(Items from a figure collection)
* * *

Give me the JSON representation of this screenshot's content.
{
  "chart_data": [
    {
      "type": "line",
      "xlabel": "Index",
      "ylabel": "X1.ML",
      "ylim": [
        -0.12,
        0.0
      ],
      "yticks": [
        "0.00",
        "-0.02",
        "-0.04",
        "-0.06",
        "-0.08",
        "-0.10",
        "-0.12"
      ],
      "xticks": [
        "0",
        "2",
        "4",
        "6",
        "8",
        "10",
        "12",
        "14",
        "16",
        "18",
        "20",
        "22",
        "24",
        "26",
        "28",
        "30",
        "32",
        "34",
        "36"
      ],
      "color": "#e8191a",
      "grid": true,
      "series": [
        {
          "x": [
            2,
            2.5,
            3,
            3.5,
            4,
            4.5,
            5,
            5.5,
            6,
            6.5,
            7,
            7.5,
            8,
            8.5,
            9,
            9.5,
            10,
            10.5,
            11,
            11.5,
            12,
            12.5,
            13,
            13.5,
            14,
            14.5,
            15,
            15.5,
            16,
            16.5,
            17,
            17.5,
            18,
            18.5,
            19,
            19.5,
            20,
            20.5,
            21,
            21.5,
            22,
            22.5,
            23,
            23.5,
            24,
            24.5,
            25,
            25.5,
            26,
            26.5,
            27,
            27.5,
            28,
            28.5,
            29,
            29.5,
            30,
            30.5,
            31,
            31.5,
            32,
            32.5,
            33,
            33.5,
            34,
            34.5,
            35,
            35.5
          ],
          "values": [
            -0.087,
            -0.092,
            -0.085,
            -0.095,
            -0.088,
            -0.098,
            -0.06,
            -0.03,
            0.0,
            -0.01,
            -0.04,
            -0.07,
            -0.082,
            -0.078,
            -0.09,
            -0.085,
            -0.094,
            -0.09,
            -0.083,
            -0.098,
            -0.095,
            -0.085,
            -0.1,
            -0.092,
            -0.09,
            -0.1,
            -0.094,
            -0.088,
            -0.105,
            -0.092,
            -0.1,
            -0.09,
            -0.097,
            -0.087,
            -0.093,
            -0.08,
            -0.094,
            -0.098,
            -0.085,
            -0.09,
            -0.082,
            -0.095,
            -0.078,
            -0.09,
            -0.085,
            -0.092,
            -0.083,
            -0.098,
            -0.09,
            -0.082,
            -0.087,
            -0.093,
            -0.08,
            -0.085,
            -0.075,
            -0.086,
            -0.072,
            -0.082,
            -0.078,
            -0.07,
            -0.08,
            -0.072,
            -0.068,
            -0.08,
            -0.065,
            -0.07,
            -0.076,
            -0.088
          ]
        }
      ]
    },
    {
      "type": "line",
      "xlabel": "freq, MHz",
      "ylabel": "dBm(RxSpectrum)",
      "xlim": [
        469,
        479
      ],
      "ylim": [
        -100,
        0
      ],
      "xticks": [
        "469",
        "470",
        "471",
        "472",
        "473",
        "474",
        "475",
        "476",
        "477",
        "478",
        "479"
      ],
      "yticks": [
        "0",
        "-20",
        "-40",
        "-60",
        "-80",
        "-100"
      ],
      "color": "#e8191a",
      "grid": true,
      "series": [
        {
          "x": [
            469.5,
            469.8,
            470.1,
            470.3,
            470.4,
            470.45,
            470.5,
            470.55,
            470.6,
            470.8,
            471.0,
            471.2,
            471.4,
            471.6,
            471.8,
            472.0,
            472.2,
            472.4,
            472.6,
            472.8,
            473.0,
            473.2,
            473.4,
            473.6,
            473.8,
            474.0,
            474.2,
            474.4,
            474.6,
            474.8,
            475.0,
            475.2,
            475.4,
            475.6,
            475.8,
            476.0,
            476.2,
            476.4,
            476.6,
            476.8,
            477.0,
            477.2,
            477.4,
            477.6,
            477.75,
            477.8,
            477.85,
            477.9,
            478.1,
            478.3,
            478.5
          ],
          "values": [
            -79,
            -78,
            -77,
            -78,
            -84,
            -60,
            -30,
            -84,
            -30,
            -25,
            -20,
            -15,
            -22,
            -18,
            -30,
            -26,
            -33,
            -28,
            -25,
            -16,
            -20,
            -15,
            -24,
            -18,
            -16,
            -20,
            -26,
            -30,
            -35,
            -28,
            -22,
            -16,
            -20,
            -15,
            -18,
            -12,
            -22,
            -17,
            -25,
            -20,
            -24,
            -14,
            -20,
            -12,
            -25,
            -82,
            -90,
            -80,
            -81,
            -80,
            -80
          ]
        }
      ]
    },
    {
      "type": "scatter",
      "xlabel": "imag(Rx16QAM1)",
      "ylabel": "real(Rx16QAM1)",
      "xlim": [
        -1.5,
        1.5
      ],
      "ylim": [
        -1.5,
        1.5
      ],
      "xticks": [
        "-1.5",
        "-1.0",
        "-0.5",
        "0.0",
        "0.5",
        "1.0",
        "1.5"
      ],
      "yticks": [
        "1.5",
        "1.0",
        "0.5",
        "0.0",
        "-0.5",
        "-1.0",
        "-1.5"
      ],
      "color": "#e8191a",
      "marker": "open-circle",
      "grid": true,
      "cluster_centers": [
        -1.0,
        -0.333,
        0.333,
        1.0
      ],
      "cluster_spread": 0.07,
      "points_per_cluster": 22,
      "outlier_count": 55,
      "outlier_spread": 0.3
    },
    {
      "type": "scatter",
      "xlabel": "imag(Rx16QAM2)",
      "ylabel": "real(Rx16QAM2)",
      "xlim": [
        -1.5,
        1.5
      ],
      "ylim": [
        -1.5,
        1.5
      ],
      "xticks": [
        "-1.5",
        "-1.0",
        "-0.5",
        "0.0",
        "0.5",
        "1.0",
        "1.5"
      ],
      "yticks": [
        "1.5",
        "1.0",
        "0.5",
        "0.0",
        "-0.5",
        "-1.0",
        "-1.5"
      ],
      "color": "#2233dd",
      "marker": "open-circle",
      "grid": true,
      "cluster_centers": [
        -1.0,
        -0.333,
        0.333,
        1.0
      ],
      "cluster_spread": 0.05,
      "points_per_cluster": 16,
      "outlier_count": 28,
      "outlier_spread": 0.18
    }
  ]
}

* * *

● **Exercise aim**
Output the entries exactly.

● **Correct response**
Give me the JSON representation of this screenshot's content.
{
  "chart_data": [
    {
      "type": "line",
      "xlabel": "Index",
      "ylabel": "X1.ML",
      "ylim": [
        -0.12,
        0.0
      ],
      "yticks": [
        "0.00",
        "-0.02",
        "-0.04",
        "-0.06",
        "-0.08",
        "-0.10",
        "-0.12"
      ],
      "xticks": [
        "0",
        "2",
        "4",
        "6",
        "8",
        "10",
        "12",
        "14",
        "16",
        "18",
        "20",
        "22",
        "24",
        "26",
        "28",
        "30",
        "32",
        "34",
        "36"
      ],
      "color": "#e8191a",
      "grid": true,
      "series": [
        {
          "x": [
            2,
            2.5,
            3,
            3.5,
            4,
            4.5,
            5,
            5.5,
            6,
            6.5,
            7,
            7.5,
            8,
            8.5,
            9,
            9.5,
            10,
            10.5,
            11,
            11.5,
            12,
            12.5,
            13,
            13.5,
            14,
            14.5,
            15,
            15.5,
            16,
            16.5,
            17,
            17.5,
            18,
            18.5,
            19,
            19.5,
            20,
            20.5,
            21,
            21.5,
            22,
            22.5,
            23,
            23.5,
            24,
            24.5,
            25,
            25.5,
            26,
            26.5,
            27,
            27.5,
            28,
            28.5,
            29,
            29.5,
            30,
            30.5,
            31,
            31.5,
            32,
            32.5,
            33,
            33.5,
            34,
            34.5,
            35,
            35.5
          ],
          "values": [
            -0.087,
            -0.092,
            -0.085,
            -0.095,
            -0.088,
            -0.098,
            -0.06,
            -0.03,
            0.0,
            -0.01,
            -0.04,
            -0.07,
            -0.082,
            -0.078,
            -0.09,
            -0.085,
            -0.094,
            -0.09,
            -0.083,
            -0.098,
            -0.095,
            -0.085,
            -0.1,
            -0.092,
            -0.09,
            -0.1,
            -0.094,
            -0.088,
            -0.105,
            -0.092,
            -0.1,
            -0.09,
            -0.097,
            -0.087,
            -0.093,
            -0.08,
            -0.094,
            -0.098,
            -0.085,
            -0.09,
            -0.082,
            -0.095,
            -0.078,
            -0.09,
            -0.085,
            -0.092,
            -0.083,
            -0.098,
            -0.09,
            -0.082,
            -0.087,
            -0.093,
            -0.08,
            -0.085,
            -0.075,
            -0.086,
            -0.072,
            -0.082,
            -0.078,
            -0.07,
            -0.08,
            -0.072,
            -0.068,
            -0.08,
            -0.065,
            -0.07,
            -0.076,
            -0.088
          ]
        }
      ]
    },
    {
      "type": "line",
      "xlabel": "freq, MHz",
      "ylabel": "dBm(RxSpectrum)",
      "xlim": [
        469,
        479
      ],
      "ylim": [
        -100,
        0
      ],
      "xticks": [
        "469",
        "470",
        "471",
        "472",
        "473",
        "474",
        "475",
        "476",
        "477",
        "478",
        "479"
      ],
      "yticks": [
        "0",
        "-20",
        "-40",
        "-60",
        "-80",
        "-100"
      ],
      "color": "#e8191a",
      "grid": true,
      "series": [
        {
          "x": [
            469.5,
            469.8,
            470.1,
            470.3,
            470.4,
            470.45,
            470.5,
            470.55,
            470.6,
            470.8,
            471.0,
            471.2,
            471.4,
            471.6,
            471.8,
            472.0,
            472.2,
            472.4,
            472.6,
            472.8,
            473.0,
            473.2,
            473.4,
            473.6,
            473.8,
            474.0,
            474.2,
            474.4,
            474.6,
            474.8,
            475.0,
            475.2,
            475.4,
            475.6,
            475.8,
            476.0,
            476.2,
            476.4,
            476.6,
            476.8,
            477.0,
            477.2,
            477.4,
            477.6,
            477.75,
            477.8,
            477.85,
            477.9,
            478.1,
            478.3,
            478.5
          ],
          "values": [
            -79,
            -78,
            -77,
            -78,
            -84,
            -60,
            -30,
            -84,
            -30,
            -25,
            -20,
            -15,
            -22,
            -18,
            -30,
            -26,
            -33,
            -28,
            -25,
            -16,
            -20,
            -15,
            -24,
            -18,
            -16,
            -20,
            -26,
            -30,
            -35,
            -28,
            -22,
            -16,
            -20,
            -15,
            -18,
            -12,
            -22,
            -17,
            -25,
            -20,
            -24,
            -14,
            -20,
            -12,
            -25,
            -82,
            -90,
            -80,
            -81,
            -80,
            -80
          ]
        }
      ]
    },
    {
      "type": "scatter",
      "xlabel": "imag(Rx16QAM1)",
      "ylabel": "real(Rx16QAM1)",
      "xlim": [
        -1.5,
        1.5
      ],
      "ylim": [
        -1.5,
        1.5
      ],
      "xticks": [
        "-1.5",
        "-1.0",
        "-0.5",
        "0.0",
        "0.5",
        "1.0",
        "1.5"
      ],
      "yticks": [
        "1.5",
        "1.0",
        "0.5",
        "0.0",
        "-0.5",
        "-1.0",
        "-1.5"
      ],
      "color": "#e8191a",
      "marker": "open-circle",
      "grid": true,
      "cluster_centers": [
        -1.0,
        -0.333,
        0.333,
        1.0
      ],
      "cluster_spread": 0.07,
      "points_per_cluster": 22,
      "outlier_count": 55,
      "outlier_spread": 0.3
    },
    {
      "type": "scatter",
      "xlabel": "imag(Rx16QAM2)",
      "ylabel": "real(Rx16QAM2)",
      "xlim": [
        -1.5,
        1.5
      ],
      "ylim": [
        -1.5,
        1.5
      ],
      "xticks": [
        "-1.5",
        "-1.0",
        "-0.5",
        "0.0",
        "0.5",
        "1.0",
        "1.5"
      ],
      "yticks": [
        "1.5",
        "1.0",
        "0.5",
        "0.0",
        "-0.5",
        "-1.0",
        "-1.5"
      ],
      "color": "#2233dd",
      "marker": "open-circle",
      "grid": true,
      "cluster_centers": [
        -1.0,
        -0.333,
        0.333,
        1.0
      ],
      "cluster_spread": 0.05,
      "points_per_cluster": 16,
      "outlier_count": 28,
      "outlier_spread": 0.18
    }
  ]
}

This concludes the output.